## start Records provided

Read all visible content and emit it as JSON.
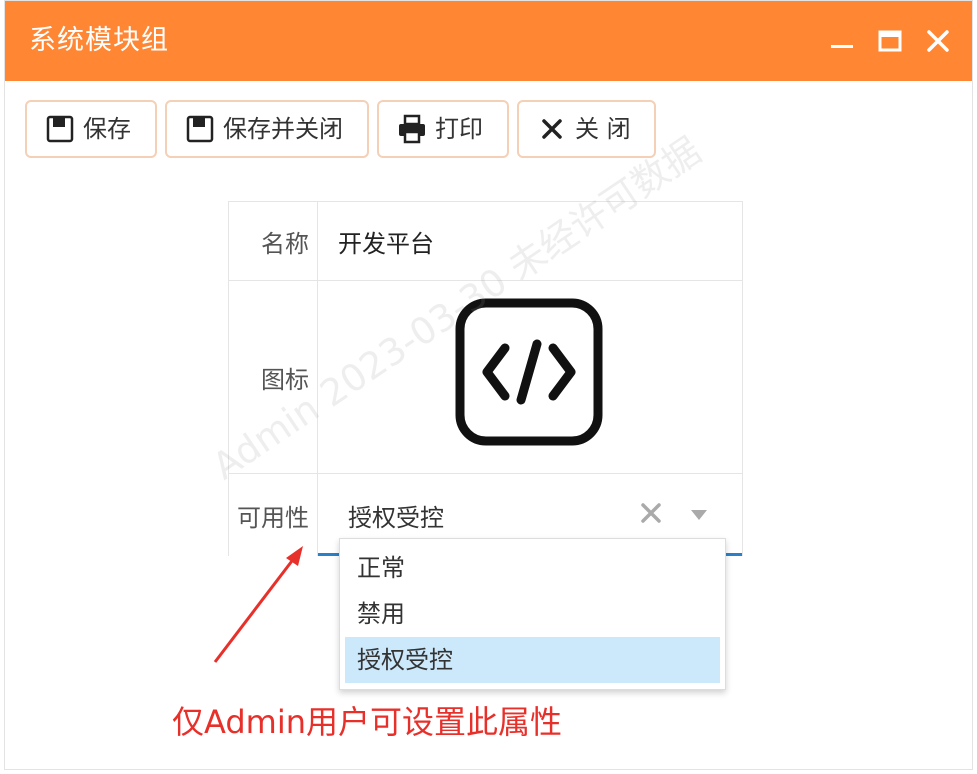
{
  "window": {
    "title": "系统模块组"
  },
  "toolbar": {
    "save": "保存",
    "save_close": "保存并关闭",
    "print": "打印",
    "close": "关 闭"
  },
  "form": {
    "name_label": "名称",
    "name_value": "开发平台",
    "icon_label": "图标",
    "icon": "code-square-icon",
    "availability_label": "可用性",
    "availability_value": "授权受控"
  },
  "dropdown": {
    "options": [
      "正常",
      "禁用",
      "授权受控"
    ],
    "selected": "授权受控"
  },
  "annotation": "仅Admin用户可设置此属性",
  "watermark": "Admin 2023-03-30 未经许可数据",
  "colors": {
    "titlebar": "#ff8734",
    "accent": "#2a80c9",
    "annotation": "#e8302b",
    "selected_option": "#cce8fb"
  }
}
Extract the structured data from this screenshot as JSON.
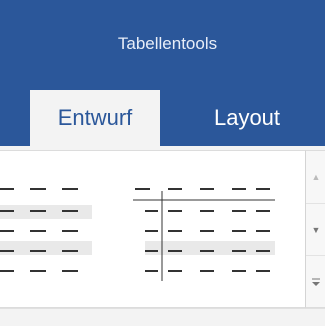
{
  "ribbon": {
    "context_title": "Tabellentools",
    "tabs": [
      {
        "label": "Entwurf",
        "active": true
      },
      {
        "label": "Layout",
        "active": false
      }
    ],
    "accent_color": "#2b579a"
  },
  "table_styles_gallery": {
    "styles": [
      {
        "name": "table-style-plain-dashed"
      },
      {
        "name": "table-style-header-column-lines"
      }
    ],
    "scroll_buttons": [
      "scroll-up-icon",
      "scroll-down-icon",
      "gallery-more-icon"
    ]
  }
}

## end Records provided

*Direction*.
Copy all lines from the material that include "授权受控".

*The result*.
    "availability_value": "授权受控"
      "授权受控"
    "selected": "授权受控"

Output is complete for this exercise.